■ EXERCISE AIM:
Beneath this task is a listing; retype all of it exactly.

■ MATERIAL SHOWN:

● ● ● ● ●

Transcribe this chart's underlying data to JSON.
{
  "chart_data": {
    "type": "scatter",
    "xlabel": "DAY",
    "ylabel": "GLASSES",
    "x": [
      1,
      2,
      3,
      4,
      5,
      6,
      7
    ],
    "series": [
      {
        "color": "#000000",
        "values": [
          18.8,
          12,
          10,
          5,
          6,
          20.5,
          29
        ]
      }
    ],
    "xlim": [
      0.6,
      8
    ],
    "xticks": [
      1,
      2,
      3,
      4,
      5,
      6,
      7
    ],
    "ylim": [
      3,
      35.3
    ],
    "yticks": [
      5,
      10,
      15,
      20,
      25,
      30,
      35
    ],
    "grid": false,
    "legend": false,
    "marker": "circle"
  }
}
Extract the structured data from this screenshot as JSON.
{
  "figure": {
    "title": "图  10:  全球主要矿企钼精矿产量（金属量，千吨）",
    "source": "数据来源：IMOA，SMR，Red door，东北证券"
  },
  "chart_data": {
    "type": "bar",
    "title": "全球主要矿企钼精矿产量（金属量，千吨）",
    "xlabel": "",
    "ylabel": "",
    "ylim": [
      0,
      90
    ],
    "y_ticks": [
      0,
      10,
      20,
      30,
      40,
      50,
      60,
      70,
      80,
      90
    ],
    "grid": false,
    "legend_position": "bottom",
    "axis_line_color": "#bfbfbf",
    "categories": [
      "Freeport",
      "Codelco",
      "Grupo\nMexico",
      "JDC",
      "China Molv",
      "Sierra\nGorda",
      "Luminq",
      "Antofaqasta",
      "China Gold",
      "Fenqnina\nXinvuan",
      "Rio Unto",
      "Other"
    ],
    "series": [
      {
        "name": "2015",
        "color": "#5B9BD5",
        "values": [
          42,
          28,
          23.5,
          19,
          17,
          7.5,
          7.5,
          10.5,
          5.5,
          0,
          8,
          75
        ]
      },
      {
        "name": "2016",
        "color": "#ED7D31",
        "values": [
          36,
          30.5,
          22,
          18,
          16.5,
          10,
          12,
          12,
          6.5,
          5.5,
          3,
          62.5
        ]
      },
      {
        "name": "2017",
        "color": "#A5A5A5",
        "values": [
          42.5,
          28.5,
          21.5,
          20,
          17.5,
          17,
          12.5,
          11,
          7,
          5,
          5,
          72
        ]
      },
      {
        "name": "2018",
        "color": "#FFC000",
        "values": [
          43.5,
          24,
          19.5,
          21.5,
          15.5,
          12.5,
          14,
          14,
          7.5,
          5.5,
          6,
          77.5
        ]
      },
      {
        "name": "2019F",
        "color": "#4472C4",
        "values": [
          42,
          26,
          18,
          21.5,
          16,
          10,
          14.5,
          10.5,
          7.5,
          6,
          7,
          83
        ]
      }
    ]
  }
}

● ● ● ● ●

■ RESPONSE TO THE EXERCISE:
Transcribe this chart's underlying data to JSON.
{
  "chart_data": {
    "type": "scatter",
    "xlabel": "DAY",
    "ylabel": "GLASSES",
    "x": [
      1,
      2,
      3,
      4,
      5,
      6,
      7
    ],
    "series": [
      {
        "color": "#000000",
        "values": [
          18.8,
          12,
          10,
          5,
          6,
          20.5,
          29
        ]
      }
    ],
    "xlim": [
      0.6,
      8
    ],
    "xticks": [
      1,
      2,
      3,
      4,
      5,
      6,
      7
    ],
    "ylim": [
      3,
      35.3
    ],
    "yticks": [
      5,
      10,
      15,
      20,
      25,
      30,
      35
    ],
    "grid": false,
    "legend": false,
    "marker": "circle"
  }
}
Extract the structured data from this screenshot as JSON.
{
  "figure": {
    "title": "图  10:  全球主要矿企钼精矿产量（金属量，千吨）",
    "source": "数据来源：IMOA，SMR，Red door，东北证券"
  },
  "chart_data": {
    "type": "bar",
    "title": "全球主要矿企钼精矿产量（金属量，千吨）",
    "xlabel": "",
    "ylabel": "",
    "ylim": [
      0,
      90
    ],
    "y_ticks": [
      0,
      10,
      20,
      30,
      40,
      50,
      60,
      70,
      80,
      90
    ],
    "grid": false,
    "legend_position": "bottom",
    "axis_line_color": "#bfbfbf",
    "categories": [
      "Freeport",
      "Codelco",
      "Grupo\nMexico",
      "JDC",
      "China Molv",
      "Sierra\nGorda",
      "Luminq",
      "Antofaqasta",
      "China Gold",
      "Fenqnina\nXinvuan",
      "Rio Unto",
      "Other"
    ],
    "series": [
      {
        "name": "2015",
        "color": "#5B9BD5",
        "values": [
          42,
          28,
          23.5,
          19,
          17,
          7.5,
          7.5,
          10.5,
          5.5,
          0,
          8,
          75
        ]
      },
      {
        "name": "2016",
        "color": "#ED7D31",
        "values": [
          36,
          30.5,
          22,
          18,
          16.5,
          10,
          12,
          12,
          6.5,
          5.5,
          3,
          62.5
        ]
      },
      {
        "name": "2017",
        "color": "#A5A5A5",
        "values": [
          42.5,
          28.5,
          21.5,
          20,
          17.5,
          17,
          12.5,
          11,
          7,
          5,
          5,
          72
        ]
      },
      {
        "name": "2018",
        "color": "#FFC000",
        "values": [
          43.5,
          24,
          19.5,
          21.5,
          15.5,
          12.5,
          14,
          14,
          7.5,
          5.5,
          6,
          77.5
        ]
      },
      {
        "name": "2019F",
        "color": "#4472C4",
        "values": [
          42,
          26,
          18,
          21.5,
          16,
          10,
          14.5,
          10.5,
          7.5,
          6,
          7,
          83
        ]
      }
    ]
  }
}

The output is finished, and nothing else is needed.